* begin Quoted text *

Schaffer v. Green

SIMMS, Judge

(specially concurring) :

Although it is highly repugnant to my personal philosophy regarding the legal criminal procedures wherein persons of relatively tender years are involved, I feel the obligations of my oath as a judicial officer require me to concur in the legal conclusion reached by Judge Bussey.

In 1968, the Thirty-First Legislature enacted Senate Bill No. 446, which defined the term “child” as being “any male person under the age of sixteen (16) years and any female person under the age of eight-teen (18) years.” This same Act also defined “delinquent child,” “child in need of supervision,” and “dependent or neglected child.” Senate Bill No. 446 was codified as 10 O.S.Supp.1968, §§ 1101 to 1504.

In 1970, the Thirty-Second Legislature amended 10 O.S.Supp.1968, § 1101 by the passage of Senate Bill No. 375, which amendment omitted any definition of the word “child”, but did define “delinquent child” to mean “(1) any male person under the age of .sixteen (16) years and any female person under the age of eighteen (18) years who has violated any federal or state law or municipal ordinance, * * *.”

The 1970 definition of “delinquent child” was codified as 10 O.S.Supp.1970, § 1101 (a).

As well, the Thirty-Second Legislature enacted 10 O.S.Supp.1970, § 1101A, the title to which act, which was House Bill No. 1292, reads as follows:

“An Act Relating to Children; Amending Section-109, Chapter 282, O.S.LJ968 (10 O.S.Supp.1969, § 1109);
Pertaining to the questioning of children by law enforcement officers and others; defining terms, and directing codification of definitions.”

* end Quoted text *

> [To be done] State whether each statement below agrees with the Schaffer v. Green concurrence, answering yes or no and quoting the words of the opinion that decide it. (a) Senate Bill No. 446 was enacted by the Thirty-First Legislature in 1968. (b) The 1970 amendment passed as Senate Bill No. 375 kept a definition of the word "child." (c) The title of House Bill No. 1292 concerns the questioning of children by law enforcement officers and others. The data that comes next is separate material, unrelated to the Schaffer v. Green concurrence.

* begin Material *

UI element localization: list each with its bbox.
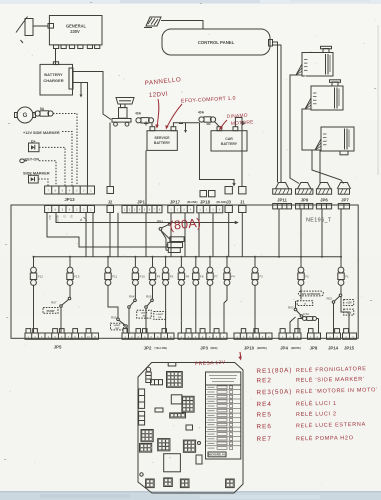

* end Material *

> [Result]
(a) Yes: "In 1968, the Thirty-First Legislature enacted Senate Bill No. 446"
(b) No: "which amendment omitted any definition of the word “child”"
(c) Yes: "Pertaining to the questioning of children by law enforcement officers and others"